### Materials provided
━━━
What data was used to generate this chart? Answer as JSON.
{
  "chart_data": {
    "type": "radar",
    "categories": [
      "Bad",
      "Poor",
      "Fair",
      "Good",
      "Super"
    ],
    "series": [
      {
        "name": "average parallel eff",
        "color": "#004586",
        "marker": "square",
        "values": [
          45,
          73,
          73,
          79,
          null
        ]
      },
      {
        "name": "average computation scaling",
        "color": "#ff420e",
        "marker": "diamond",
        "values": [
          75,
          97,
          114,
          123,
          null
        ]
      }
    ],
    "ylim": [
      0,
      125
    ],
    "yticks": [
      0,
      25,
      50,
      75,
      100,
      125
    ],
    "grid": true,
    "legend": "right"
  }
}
━━━
### Task objective
Review the preceding data and report every line that includes the string "name".

### Result for this exercise
        "name": "average parallel eff",
        "name": "average computation scaling",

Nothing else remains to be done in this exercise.